▸ **EXERCISE AIM**
Count up the lines in the following listing that hold the word "Vercelli", then give only that count.

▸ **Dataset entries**
====================

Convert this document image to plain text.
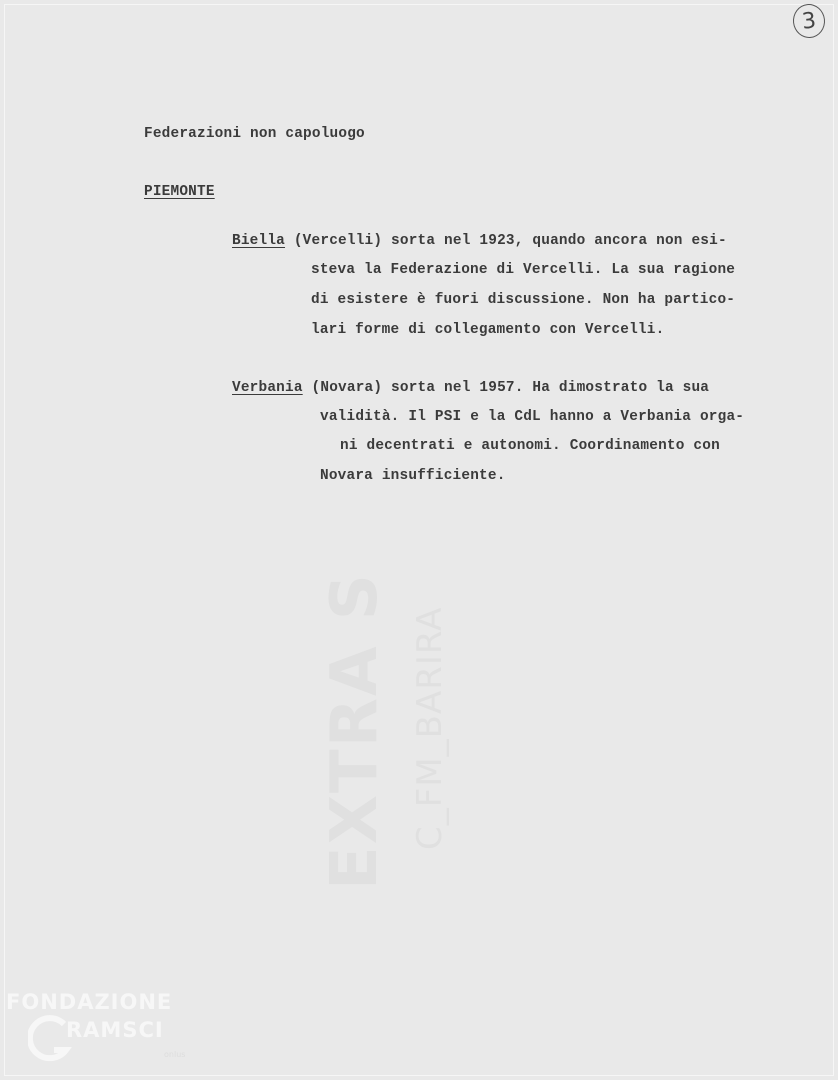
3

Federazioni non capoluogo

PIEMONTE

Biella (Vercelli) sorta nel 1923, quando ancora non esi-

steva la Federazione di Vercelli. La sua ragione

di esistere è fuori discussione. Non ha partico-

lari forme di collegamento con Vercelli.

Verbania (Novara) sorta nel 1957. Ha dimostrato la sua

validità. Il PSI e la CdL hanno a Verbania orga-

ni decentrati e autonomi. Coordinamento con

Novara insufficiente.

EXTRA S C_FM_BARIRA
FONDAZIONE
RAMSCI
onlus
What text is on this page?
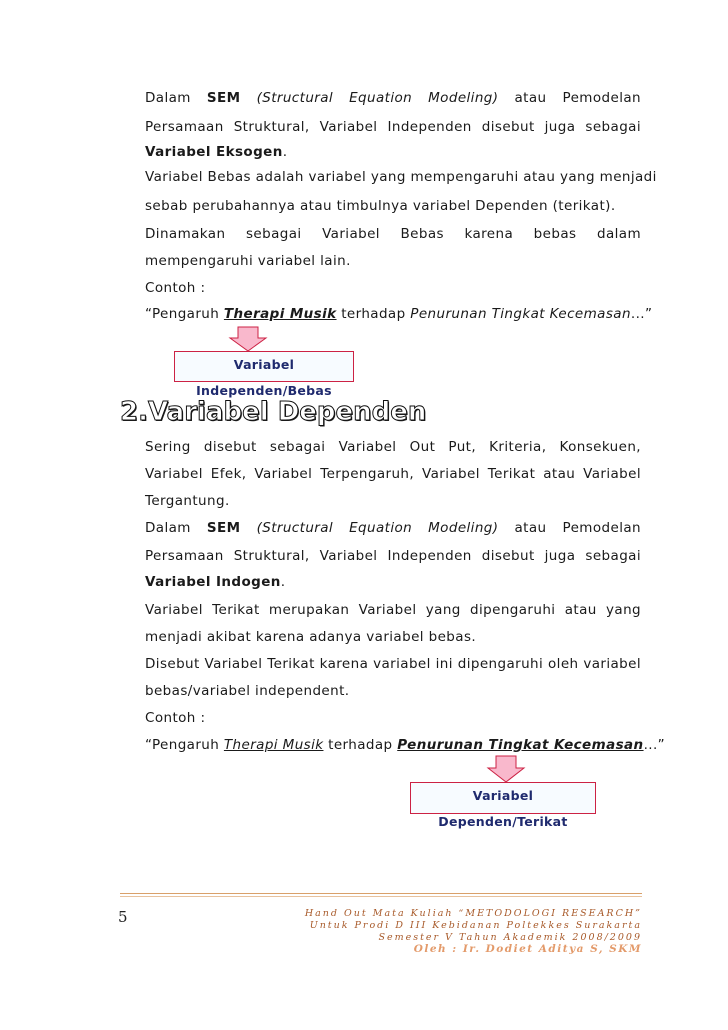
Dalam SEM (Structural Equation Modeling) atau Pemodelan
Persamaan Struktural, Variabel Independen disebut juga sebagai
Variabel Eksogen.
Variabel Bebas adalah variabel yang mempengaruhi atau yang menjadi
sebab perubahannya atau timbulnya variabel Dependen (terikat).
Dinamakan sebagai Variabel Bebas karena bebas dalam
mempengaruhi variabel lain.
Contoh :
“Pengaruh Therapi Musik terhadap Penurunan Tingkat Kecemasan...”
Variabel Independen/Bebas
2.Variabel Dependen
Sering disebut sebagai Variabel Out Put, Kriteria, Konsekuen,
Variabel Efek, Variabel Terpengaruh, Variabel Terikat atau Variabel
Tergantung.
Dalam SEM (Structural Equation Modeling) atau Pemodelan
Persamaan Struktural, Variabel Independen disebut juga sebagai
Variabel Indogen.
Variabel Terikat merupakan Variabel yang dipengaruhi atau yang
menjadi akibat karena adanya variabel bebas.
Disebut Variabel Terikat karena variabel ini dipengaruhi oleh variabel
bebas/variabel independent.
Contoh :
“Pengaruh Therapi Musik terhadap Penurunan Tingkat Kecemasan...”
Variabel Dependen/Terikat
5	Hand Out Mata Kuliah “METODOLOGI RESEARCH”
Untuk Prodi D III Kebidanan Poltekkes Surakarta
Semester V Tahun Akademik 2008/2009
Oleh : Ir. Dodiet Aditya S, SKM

====================

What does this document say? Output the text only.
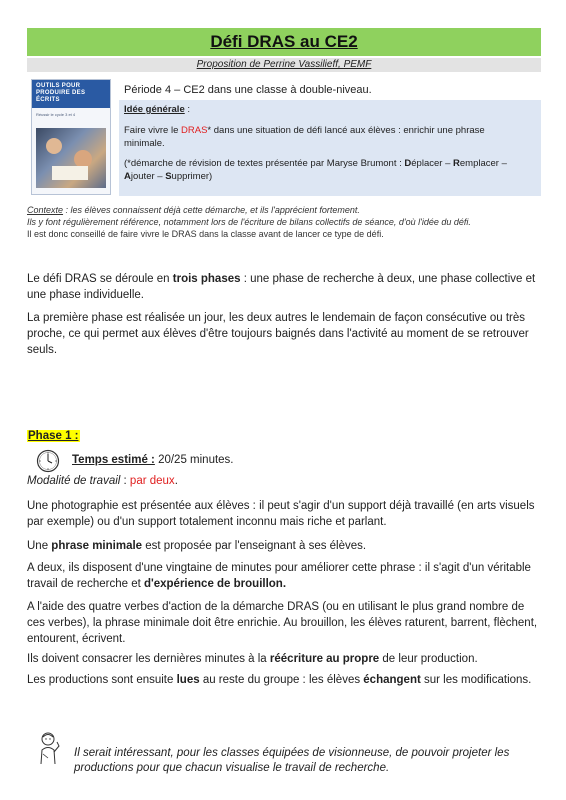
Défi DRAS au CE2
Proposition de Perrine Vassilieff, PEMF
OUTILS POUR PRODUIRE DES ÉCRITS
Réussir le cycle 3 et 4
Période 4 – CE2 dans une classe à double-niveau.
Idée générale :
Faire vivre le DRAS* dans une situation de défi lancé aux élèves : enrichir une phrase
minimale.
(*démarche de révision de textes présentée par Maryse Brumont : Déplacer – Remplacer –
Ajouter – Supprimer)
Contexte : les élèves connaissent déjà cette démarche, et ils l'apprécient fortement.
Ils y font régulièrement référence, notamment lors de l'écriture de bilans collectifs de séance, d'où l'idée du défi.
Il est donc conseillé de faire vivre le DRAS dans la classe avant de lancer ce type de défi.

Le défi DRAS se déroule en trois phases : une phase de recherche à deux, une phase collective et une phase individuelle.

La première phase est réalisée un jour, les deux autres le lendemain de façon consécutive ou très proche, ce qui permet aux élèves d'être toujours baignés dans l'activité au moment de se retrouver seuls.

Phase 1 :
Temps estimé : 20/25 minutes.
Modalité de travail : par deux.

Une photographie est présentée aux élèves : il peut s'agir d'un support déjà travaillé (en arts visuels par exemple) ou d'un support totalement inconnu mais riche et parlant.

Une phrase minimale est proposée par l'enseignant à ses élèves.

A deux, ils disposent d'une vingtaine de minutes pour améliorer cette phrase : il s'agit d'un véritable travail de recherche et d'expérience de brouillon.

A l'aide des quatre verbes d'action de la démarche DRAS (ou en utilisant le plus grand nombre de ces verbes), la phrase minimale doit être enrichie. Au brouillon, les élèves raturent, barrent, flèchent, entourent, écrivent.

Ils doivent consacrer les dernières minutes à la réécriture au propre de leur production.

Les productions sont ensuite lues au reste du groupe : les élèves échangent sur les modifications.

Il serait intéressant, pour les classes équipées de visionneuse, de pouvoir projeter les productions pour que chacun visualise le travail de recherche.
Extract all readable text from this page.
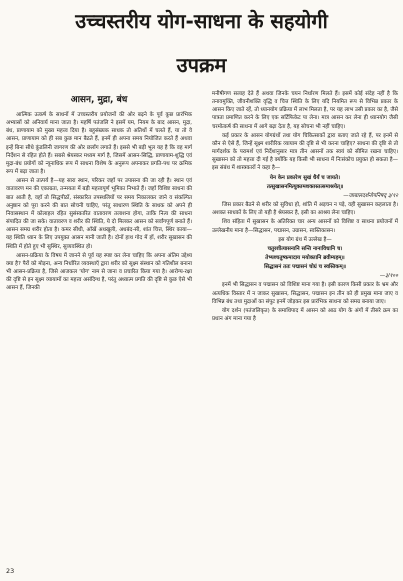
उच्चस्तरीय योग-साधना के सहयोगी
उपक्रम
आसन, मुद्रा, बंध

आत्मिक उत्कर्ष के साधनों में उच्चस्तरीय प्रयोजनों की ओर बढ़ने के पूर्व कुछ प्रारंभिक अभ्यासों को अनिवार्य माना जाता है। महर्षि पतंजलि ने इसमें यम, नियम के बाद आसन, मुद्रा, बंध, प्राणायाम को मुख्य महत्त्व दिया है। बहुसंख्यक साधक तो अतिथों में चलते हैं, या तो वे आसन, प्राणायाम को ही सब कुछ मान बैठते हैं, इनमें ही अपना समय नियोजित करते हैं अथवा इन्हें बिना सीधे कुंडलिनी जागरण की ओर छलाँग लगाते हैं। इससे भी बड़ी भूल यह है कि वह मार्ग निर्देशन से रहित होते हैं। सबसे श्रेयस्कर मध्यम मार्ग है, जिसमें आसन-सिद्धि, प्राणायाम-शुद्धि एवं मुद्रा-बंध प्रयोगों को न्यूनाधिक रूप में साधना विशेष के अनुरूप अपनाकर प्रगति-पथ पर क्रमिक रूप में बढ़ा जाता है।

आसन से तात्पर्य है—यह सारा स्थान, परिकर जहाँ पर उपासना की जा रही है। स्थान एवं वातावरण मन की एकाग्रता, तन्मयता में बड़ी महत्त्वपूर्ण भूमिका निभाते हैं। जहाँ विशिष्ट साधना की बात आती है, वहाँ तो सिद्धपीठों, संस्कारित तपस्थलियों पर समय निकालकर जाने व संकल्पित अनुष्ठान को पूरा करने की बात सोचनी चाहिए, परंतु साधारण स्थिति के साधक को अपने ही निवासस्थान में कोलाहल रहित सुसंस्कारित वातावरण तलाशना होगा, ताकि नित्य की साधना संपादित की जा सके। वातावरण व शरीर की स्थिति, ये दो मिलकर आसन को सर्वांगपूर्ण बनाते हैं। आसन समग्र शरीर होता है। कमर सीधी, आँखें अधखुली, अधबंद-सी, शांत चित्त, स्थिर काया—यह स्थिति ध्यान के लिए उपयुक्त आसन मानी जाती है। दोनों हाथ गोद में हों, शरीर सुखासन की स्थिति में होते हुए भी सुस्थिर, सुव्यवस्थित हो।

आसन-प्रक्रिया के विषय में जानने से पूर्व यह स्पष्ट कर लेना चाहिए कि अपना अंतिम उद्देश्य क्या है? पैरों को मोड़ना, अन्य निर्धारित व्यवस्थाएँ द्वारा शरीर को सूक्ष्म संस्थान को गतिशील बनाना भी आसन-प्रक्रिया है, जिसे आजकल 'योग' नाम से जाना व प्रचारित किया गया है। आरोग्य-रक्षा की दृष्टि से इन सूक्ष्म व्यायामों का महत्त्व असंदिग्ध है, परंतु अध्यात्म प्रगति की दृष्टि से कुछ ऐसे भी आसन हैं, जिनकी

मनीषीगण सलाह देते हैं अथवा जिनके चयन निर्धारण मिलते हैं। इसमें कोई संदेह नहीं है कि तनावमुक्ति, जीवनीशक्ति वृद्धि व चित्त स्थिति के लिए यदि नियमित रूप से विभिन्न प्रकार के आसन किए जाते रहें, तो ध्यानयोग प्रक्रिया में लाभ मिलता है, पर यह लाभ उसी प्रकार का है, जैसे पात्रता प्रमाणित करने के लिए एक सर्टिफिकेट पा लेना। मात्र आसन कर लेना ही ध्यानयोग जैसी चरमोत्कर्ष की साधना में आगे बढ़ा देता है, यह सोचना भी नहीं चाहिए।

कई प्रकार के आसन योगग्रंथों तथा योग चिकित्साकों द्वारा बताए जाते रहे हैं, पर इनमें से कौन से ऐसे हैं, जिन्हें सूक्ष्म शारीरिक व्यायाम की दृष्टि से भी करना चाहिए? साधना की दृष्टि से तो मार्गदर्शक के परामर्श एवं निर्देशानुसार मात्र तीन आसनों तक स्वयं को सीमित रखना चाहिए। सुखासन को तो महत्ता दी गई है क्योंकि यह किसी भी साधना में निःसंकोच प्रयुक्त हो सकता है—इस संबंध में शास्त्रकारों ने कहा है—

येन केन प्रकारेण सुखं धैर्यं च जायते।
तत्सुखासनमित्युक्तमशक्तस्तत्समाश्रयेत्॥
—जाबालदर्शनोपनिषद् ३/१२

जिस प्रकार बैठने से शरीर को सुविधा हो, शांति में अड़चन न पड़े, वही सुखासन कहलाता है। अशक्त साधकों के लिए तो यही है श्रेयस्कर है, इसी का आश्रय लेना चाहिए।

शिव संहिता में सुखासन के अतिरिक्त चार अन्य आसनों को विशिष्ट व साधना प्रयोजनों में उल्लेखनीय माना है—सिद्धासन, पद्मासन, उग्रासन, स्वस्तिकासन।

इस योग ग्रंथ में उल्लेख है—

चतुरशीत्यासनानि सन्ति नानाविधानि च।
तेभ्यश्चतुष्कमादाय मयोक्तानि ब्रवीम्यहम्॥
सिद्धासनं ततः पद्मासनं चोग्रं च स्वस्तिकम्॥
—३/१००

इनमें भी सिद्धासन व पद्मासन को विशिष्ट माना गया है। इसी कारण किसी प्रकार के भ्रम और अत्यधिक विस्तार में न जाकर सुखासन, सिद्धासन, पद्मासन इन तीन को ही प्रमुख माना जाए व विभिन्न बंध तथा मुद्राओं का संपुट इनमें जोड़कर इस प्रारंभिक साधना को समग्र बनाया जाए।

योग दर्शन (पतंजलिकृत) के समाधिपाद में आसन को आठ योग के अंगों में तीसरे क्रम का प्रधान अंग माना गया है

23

====================

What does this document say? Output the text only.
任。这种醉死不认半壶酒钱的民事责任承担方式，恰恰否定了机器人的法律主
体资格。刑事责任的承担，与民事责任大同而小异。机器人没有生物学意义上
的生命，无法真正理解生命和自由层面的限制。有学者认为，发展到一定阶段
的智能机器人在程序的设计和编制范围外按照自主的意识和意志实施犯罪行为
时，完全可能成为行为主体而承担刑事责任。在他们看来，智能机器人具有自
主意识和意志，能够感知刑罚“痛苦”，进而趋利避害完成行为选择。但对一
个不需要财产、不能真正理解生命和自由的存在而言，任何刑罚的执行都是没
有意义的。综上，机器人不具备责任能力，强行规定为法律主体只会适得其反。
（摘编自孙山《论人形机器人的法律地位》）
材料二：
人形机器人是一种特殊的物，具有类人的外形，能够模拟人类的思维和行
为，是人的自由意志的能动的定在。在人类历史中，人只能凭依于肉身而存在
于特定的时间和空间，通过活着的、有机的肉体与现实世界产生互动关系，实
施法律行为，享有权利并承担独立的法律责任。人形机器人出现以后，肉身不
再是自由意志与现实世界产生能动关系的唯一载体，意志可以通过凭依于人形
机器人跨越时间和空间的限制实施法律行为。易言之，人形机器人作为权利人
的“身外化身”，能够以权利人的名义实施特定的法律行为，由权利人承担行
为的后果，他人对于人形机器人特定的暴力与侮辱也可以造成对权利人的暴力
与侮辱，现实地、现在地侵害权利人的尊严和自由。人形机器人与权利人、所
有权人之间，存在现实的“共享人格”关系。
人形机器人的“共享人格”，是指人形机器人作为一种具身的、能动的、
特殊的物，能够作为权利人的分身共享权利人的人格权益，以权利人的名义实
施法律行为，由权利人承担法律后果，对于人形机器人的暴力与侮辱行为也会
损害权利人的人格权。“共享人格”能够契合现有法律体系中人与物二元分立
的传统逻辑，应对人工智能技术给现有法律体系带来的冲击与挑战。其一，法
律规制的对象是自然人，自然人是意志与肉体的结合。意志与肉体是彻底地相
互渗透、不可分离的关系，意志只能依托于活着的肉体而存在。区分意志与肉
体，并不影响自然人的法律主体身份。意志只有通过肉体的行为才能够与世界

====================

▸ **THE OUTPUT**
3